START

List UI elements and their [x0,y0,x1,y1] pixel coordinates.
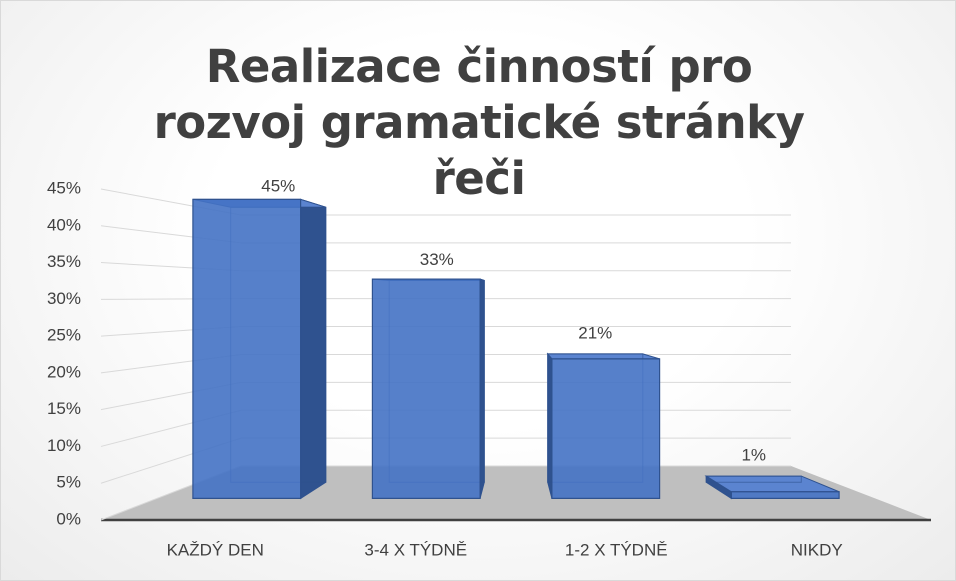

END
START

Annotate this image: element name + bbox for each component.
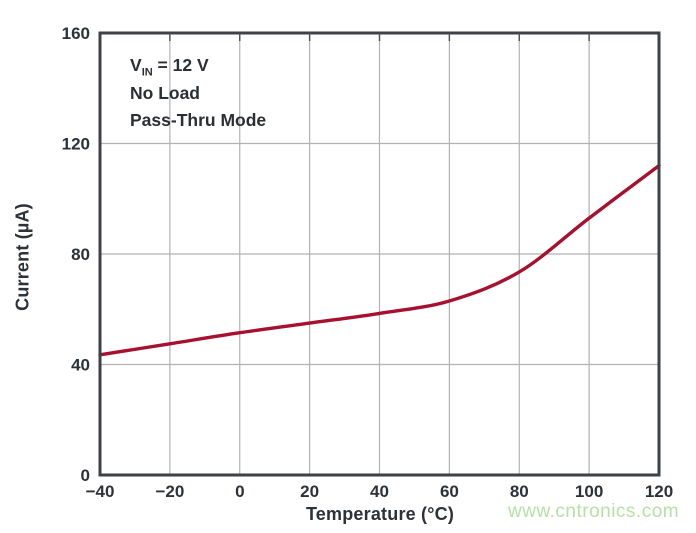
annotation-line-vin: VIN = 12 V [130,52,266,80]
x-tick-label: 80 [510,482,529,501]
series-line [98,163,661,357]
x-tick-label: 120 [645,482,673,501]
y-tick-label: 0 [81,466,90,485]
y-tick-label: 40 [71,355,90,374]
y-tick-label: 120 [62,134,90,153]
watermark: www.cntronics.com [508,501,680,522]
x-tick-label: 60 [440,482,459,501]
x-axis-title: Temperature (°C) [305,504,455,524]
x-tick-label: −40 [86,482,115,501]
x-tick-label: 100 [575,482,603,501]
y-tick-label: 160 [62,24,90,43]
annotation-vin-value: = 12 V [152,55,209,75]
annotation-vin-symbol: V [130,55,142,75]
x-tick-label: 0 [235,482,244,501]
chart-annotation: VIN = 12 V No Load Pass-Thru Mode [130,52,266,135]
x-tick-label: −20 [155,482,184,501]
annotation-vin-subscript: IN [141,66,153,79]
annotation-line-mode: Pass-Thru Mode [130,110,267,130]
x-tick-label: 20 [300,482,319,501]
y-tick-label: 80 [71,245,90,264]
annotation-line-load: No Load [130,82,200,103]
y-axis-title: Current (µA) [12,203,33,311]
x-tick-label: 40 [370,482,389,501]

END

### GOAL
Rewrite the stretch from the line containing "Annotate this image: element" through the line containing "y-tick-label: 40 [71,355,90,374]", substituting "x-axis-tick" for "x-tick-label" and changing nothing else. Leave out the pictures.

### ANSWER
Annotate this image: element name + bbox for each component.
annotation-line-vin: VIN = 12 V [130,52,266,80]
x-axis-tick: 80 [510,482,529,501]
series-line [98,163,661,357]
x-axis-tick: 120 [645,482,673,501]
y-tick-label: 0 [81,466,90,485]
y-tick-label: 40 [71,355,90,374]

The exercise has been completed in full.